(Given records)
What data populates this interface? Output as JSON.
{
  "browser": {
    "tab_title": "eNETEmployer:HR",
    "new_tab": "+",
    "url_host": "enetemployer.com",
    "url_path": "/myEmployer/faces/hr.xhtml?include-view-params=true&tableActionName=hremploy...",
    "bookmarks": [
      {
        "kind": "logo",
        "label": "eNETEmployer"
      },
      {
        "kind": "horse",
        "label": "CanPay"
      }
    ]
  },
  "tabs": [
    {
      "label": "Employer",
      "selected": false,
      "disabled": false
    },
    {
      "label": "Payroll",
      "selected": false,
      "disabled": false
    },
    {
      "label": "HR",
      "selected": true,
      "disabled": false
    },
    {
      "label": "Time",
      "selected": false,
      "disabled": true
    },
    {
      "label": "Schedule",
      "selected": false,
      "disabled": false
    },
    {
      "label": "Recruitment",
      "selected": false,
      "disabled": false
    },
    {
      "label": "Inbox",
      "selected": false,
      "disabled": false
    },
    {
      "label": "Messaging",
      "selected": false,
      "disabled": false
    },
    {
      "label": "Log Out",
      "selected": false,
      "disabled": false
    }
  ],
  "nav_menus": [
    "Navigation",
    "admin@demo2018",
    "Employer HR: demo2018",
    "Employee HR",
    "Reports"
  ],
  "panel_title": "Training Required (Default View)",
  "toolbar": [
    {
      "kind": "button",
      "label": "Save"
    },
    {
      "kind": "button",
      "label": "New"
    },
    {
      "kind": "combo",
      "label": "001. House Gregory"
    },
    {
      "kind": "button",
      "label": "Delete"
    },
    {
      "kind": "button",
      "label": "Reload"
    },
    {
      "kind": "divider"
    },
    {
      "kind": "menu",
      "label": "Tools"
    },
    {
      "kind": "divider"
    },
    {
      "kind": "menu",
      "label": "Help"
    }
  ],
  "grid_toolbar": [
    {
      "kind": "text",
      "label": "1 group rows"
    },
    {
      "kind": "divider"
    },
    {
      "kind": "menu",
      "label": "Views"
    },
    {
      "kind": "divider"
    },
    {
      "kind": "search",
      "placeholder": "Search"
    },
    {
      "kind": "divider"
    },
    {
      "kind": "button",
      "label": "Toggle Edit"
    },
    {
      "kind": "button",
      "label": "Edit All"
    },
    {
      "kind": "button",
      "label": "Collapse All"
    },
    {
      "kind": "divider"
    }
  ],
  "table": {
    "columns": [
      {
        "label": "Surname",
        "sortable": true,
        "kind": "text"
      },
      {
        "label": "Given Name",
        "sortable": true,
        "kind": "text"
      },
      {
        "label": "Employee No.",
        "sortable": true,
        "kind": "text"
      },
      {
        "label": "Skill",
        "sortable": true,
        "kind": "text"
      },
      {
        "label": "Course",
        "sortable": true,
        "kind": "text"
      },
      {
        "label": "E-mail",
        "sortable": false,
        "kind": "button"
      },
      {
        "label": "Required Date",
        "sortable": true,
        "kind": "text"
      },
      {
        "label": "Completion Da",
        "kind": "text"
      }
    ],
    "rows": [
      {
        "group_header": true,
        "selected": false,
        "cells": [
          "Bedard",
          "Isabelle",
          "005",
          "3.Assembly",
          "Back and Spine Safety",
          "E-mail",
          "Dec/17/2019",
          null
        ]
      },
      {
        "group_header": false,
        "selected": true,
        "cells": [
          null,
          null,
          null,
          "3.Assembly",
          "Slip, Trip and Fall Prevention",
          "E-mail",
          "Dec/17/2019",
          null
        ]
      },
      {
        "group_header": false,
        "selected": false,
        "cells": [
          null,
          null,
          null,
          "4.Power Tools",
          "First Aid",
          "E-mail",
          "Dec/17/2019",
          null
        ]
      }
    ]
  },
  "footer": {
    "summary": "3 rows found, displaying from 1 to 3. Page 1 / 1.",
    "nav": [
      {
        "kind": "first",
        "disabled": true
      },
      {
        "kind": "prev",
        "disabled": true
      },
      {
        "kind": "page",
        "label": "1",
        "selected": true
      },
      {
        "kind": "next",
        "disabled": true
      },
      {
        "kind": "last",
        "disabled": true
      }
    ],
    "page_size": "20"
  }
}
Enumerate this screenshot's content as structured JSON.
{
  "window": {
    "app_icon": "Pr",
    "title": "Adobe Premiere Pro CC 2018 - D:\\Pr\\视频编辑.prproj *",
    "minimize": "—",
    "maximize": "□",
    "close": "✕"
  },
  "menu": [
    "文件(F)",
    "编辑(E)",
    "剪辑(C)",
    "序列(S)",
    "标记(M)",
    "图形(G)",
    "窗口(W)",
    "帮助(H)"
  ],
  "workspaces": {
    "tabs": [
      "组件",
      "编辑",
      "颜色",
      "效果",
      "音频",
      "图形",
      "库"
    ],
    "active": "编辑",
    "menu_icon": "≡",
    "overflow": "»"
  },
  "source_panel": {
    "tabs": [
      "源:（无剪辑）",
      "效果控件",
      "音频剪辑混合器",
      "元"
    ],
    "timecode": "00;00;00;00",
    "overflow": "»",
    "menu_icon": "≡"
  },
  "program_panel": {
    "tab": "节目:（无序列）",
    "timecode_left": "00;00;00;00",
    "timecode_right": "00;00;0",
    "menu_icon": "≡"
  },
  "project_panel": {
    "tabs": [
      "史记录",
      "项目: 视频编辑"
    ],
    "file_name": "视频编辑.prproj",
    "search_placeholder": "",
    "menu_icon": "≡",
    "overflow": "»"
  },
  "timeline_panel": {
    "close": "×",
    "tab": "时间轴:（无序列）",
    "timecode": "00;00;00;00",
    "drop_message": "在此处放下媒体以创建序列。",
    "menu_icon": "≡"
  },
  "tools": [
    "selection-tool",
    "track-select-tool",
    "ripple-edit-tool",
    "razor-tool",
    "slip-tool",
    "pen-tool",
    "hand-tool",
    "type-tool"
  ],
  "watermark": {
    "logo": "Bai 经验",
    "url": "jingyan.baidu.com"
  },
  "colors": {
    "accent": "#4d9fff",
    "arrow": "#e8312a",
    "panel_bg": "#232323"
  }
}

(Set problem)
Copy all of the material word for word.

(Finished answer)
What data populates this interface? Output as JSON.
{
  "browser": {
    "tab_title": "eNETEmployer:HR",
    "new_tab": "+",
    "url_host": "enetemployer.com",
    "url_path": "/myEmployer/faces/hr.xhtml?include-view-params=true&tableActionName=hremploy...",
    "bookmarks": [
      {
        "kind": "logo",
        "label": "eNETEmployer"
      },
      {
        "kind": "horse",
        "label": "CanPay"
      }
    ]
  },
  "tabs": [
    {
      "label": "Employer",
      "selected": false,
      "disabled": false
    },
    {
      "label": "Payroll",
      "selected": false,
      "disabled": false
    },
    {
      "label": "HR",
      "selected": true,
      "disabled": false
    },
    {
      "label": "Time",
      "selected": false,
      "disabled": true
    },
    {
      "label": "Schedule",
      "selected": false,
      "disabled": false
    },
    {
      "label": "Recruitment",
      "selected": false,
      "disabled": false
    },
    {
      "label": "Inbox",
      "selected": false,
      "disabled": false
    },
    {
      "label": "Messaging",
      "selected": false,
      "disabled": false
    },
    {
      "label": "Log Out",
      "selected": false,
      "disabled": false
    }
  ],
  "nav_menus": [
    "Navigation",
    "admin@demo2018",
    "Employer HR: demo2018",
    "Employee HR",
    "Reports"
  ],
  "panel_title": "Training Required (Default View)",
  "toolbar": [
    {
      "kind": "button",
      "label": "Save"
    },
    {
      "kind": "button",
      "label": "New"
    },
    {
      "kind": "combo",
      "label": "001. House Gregory"
    },
    {
      "kind": "button",
      "label": "Delete"
    },
    {
      "kind": "button",
      "label": "Reload"
    },
    {
      "kind": "divider"
    },
    {
      "kind": "menu",
      "label": "Tools"
    },
    {
      "kind": "divider"
    },
    {
      "kind": "menu",
      "label": "Help"
    }
  ],
  "grid_toolbar": [
    {
      "kind": "text",
      "label": "1 group rows"
    },
    {
      "kind": "divider"
    },
    {
      "kind": "menu",
      "label": "Views"
    },
    {
      "kind": "divider"
    },
    {
      "kind": "search",
      "placeholder": "Search"
    },
    {
      "kind": "divider"
    },
    {
      "kind": "button",
      "label": "Toggle Edit"
    },
    {
      "kind": "button",
      "label": "Edit All"
    },
    {
      "kind": "button",
      "label": "Collapse All"
    },
    {
      "kind": "divider"
    }
  ],
  "table": {
    "columns": [
      {
        "label": "Surname",
        "sortable": true,
        "kind": "text"
      },
      {
        "label": "Given Name",
        "sortable": true,
        "kind": "text"
      },
      {
        "label": "Employee No.",
        "sortable": true,
        "kind": "text"
      },
      {
        "label": "Skill",
        "sortable": true,
        "kind": "text"
      },
      {
        "label": "Course",
        "sortable": true,
        "kind": "text"
      },
      {
        "label": "E-mail",
        "sortable": false,
        "kind": "button"
      },
      {
        "label": "Required Date",
        "sortable": true,
        "kind": "text"
      },
      {
        "label": "Completion Da",
        "kind": "text"
      }
    ],
    "rows": [
      {
        "group_header": true,
        "selected": false,
        "cells": [
          "Bedard",
          "Isabelle",
          "005",
          "3.Assembly",
          "Back and Spine Safety",
          "E-mail",
          "Dec/17/2019",
          null
        ]
      },
      {
        "group_header": false,
        "selected": true,
        "cells": [
          null,
          null,
          null,
          "3.Assembly",
          "Slip, Trip and Fall Prevention",
          "E-mail",
          "Dec/17/2019",
          null
        ]
      },
      {
        "group_header": false,
        "selected": false,
        "cells": [
          null,
          null,
          null,
          "4.Power Tools",
          "First Aid",
          "E-mail",
          "Dec/17/2019",
          null
        ]
      }
    ]
  },
  "footer": {
    "summary": "3 rows found, displaying from 1 to 3. Page 1 / 1.",
    "nav": [
      {
        "kind": "first",
        "disabled": true
      },
      {
        "kind": "prev",
        "disabled": true
      },
      {
        "kind": "page",
        "label": "1",
        "selected": true
      },
      {
        "kind": "next",
        "disabled": true
      },
      {
        "kind": "last",
        "disabled": true
      }
    ],
    "page_size": "20"
  }
}
Enumerate this screenshot's content as structured JSON.
{
  "window": {
    "app_icon": "Pr",
    "title": "Adobe Premiere Pro CC 2018 - D:\\Pr\\视频编辑.prproj *",
    "minimize": "—",
    "maximize": "□",
    "close": "✕"
  },
  "menu": [
    "文件(F)",
    "编辑(E)",
    "剪辑(C)",
    "序列(S)",
    "标记(M)",
    "图形(G)",
    "窗口(W)",
    "帮助(H)"
  ],
  "workspaces": {
    "tabs": [
      "组件",
      "编辑",
      "颜色",
      "效果",
      "音频",
      "图形",
      "库"
    ],
    "active": "编辑",
    "menu_icon": "≡",
    "overflow": "»"
  },
  "source_panel": {
    "tabs": [
      "源:（无剪辑）",
      "效果控件",
      "音频剪辑混合器",
      "元"
    ],
    "timecode": "00;00;00;00",
    "overflow": "»",
    "menu_icon": "≡"
  },
  "program_panel": {
    "tab": "节目:（无序列）",
    "timecode_left": "00;00;00;00",
    "timecode_right": "00;00;0",
    "menu_icon": "≡"
  },
  "project_panel": {
    "tabs": [
      "史记录",
      "项目: 视频编辑"
    ],
    "file_name": "视频编辑.prproj",
    "search_placeholder": "",
    "menu_icon": "≡",
    "overflow": "»"
  },
  "timeline_panel": {
    "close": "×",
    "tab": "时间轴:（无序列）",
    "timecode": "00;00;00;00",
    "drop_message": "在此处放下媒体以创建序列。",
    "menu_icon": "≡"
  },
  "tools": [
    "selection-tool",
    "track-select-tool",
    "ripple-edit-tool",
    "razor-tool",
    "slip-tool",
    "pen-tool",
    "hand-tool",
    "type-tool"
  ],
  "watermark": {
    "logo": "Bai 经验",
    "url": "jingyan.baidu.com"
  },
  "colors": {
    "accent": "#4d9fff",
    "arrow": "#e8312a",
    "panel_bg": "#232323"
  }
}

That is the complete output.